* WORK TO COMPLETE: Reproduce the passage about Mark Rothko below in full, word for word.

**** SOURCE PASSAGE

David Shields and Caleb Powell, at Lake Arrowhead, debate the qualities of nature and art, from the film I Think You’re Totally Wrong – photo courtesy Rabbit Bandini Productions

David Shields on Mark Rothko:  “I listened to a tour guide at the National Gallery ask his group what made Rothko great. Someone said, ‘The colors are beautiful.’ Someone else mentioned how many books and articles had been written about him. A third person pointed out how much people had paid for his paintings. The tour guide said, ‘Rothko is great because he forced artists who came after him to change how they thought about painting.’ This is the single most useful definition of artistic greatness I’ve ever encountered.” – from Reality Hunger

Rothko21 Rothkos:  Rothko may well have changed how artists think. Good thing? Take a look at the 21 Rothkos on the right, all replications of the same concept. Rothko had modest skills, above average talent, but recognized his lack. He chose the path of “Look at me! I’m different!” Variety has a place, but.

********
**** INFORMATION GIVEN

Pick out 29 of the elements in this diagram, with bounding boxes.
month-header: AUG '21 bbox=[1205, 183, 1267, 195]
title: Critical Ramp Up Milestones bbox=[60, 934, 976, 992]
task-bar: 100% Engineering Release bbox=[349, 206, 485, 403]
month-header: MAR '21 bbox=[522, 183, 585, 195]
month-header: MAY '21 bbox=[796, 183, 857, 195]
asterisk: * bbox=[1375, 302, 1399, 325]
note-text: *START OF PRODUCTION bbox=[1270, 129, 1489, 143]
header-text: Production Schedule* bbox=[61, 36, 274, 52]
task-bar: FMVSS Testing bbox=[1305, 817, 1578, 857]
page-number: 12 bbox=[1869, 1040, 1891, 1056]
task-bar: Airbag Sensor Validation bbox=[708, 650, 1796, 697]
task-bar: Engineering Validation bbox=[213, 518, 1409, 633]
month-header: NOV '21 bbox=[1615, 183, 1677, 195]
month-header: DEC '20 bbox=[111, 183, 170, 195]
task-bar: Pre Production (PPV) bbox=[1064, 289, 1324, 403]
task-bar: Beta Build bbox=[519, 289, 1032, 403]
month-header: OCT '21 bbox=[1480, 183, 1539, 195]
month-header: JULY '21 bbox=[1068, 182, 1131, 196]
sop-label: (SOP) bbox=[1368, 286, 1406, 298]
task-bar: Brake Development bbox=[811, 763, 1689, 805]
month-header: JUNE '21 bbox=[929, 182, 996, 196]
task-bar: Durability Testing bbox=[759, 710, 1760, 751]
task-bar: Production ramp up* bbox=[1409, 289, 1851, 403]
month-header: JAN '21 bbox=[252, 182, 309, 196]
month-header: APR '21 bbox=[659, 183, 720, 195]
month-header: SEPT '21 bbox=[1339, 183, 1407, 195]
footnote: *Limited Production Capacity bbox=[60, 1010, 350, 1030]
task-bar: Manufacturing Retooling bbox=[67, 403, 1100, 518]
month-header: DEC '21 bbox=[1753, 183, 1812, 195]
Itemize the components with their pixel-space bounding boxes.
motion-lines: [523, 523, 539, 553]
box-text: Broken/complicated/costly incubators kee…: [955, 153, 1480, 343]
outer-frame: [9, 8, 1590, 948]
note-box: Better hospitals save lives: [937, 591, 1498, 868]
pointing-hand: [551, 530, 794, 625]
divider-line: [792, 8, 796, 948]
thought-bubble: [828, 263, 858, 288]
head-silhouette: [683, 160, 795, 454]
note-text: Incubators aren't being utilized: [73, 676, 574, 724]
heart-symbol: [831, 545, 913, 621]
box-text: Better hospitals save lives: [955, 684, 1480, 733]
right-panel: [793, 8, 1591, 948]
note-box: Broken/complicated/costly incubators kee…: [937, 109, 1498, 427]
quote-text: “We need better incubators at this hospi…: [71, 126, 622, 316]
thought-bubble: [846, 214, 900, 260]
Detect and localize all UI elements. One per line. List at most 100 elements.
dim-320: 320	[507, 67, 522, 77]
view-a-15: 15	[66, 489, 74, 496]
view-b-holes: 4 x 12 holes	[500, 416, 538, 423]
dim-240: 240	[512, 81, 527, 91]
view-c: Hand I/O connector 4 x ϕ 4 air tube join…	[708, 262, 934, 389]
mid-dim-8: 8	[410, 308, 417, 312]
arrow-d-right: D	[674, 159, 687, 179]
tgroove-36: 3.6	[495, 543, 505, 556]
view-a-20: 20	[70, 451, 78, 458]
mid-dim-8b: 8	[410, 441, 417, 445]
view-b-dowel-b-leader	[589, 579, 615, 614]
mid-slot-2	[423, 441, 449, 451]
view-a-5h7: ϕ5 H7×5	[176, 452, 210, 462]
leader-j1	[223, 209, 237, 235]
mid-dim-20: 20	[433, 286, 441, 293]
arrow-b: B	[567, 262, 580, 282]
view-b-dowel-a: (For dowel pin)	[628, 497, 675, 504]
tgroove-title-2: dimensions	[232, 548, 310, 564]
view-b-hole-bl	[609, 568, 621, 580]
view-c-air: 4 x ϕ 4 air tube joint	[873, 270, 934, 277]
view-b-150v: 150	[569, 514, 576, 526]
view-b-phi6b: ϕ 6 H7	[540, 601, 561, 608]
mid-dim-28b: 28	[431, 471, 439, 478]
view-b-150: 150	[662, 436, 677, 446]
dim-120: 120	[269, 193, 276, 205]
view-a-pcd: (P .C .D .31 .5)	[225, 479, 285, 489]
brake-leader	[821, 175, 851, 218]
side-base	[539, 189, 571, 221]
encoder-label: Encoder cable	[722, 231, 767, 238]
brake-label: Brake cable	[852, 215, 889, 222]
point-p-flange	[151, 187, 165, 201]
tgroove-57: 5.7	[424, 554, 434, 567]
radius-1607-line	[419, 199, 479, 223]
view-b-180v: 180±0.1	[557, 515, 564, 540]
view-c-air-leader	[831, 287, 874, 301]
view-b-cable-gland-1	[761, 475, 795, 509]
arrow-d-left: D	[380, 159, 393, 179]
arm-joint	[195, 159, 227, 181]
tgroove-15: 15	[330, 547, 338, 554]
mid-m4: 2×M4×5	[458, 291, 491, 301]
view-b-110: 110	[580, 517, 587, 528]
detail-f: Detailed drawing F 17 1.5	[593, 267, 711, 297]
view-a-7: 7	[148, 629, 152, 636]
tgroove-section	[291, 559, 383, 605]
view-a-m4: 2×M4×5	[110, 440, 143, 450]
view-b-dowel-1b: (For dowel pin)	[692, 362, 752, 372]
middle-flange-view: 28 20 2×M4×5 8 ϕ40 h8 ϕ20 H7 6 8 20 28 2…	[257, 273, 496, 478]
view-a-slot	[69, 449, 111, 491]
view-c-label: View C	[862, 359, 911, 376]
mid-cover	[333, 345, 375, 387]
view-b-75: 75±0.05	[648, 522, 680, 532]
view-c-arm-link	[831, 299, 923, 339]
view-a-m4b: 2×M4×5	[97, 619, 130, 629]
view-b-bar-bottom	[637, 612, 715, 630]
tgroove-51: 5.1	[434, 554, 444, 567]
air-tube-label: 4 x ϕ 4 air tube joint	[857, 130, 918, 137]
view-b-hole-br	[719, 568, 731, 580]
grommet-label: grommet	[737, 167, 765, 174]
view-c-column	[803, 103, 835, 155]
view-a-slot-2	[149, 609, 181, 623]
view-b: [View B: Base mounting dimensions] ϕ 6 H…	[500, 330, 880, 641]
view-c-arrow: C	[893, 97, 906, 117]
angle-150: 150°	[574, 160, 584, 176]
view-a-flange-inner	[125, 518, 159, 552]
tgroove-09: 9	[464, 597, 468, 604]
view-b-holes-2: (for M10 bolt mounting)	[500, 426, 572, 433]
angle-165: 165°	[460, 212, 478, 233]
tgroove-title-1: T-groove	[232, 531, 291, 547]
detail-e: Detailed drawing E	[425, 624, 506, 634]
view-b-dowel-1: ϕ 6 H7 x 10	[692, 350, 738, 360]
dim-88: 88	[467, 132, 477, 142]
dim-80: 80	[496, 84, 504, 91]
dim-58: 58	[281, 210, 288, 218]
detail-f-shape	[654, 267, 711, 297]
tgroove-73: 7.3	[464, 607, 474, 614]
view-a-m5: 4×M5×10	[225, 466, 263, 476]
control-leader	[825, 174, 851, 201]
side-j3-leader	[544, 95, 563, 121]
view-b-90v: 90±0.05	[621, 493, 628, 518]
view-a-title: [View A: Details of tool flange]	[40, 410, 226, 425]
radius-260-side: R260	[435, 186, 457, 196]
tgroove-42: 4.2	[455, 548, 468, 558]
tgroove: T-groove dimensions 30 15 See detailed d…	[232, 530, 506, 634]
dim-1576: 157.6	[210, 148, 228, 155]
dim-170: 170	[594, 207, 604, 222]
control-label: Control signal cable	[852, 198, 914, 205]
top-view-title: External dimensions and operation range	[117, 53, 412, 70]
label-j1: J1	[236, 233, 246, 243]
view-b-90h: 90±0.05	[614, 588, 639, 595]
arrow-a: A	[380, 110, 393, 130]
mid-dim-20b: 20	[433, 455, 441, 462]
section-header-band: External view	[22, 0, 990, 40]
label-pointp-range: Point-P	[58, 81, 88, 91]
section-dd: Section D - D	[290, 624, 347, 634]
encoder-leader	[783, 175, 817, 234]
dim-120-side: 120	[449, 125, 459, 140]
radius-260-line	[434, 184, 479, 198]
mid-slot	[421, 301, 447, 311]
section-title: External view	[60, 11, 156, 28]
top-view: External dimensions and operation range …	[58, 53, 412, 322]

********

* ANSWER TO THE TASK:
David Shields and Caleb Powell, at Lake Arrowhead, debate the qualities of nature and art, from the film I Think You’re Totally Wrong – photo courtesy Rabbit Bandini Productions

David Shields on Mark Rothko:  “I listened to a tour guide at the National Gallery ask his group what made Rothko great. Someone said, ‘The colors are beautiful.’ Someone else mentioned how many books and articles had been written about him. A third person pointed out how much people had paid for his paintings. The tour guide said, ‘Rothko is great because he forced artists who came after him to change how they thought about painting.’ This is the single most useful definition of artistic greatness I’ve ever encountered.” – from Reality Hunger

Rothko21 Rothkos:  Rothko may well have changed how artists think. Good thing? Take a look at the 21 Rothkos on the right, all replications of the same concept. Rothko had modest skills, above average talent, but recognized his lack. He chose the path of “Look at me! I’m different!” Variety has a place, but.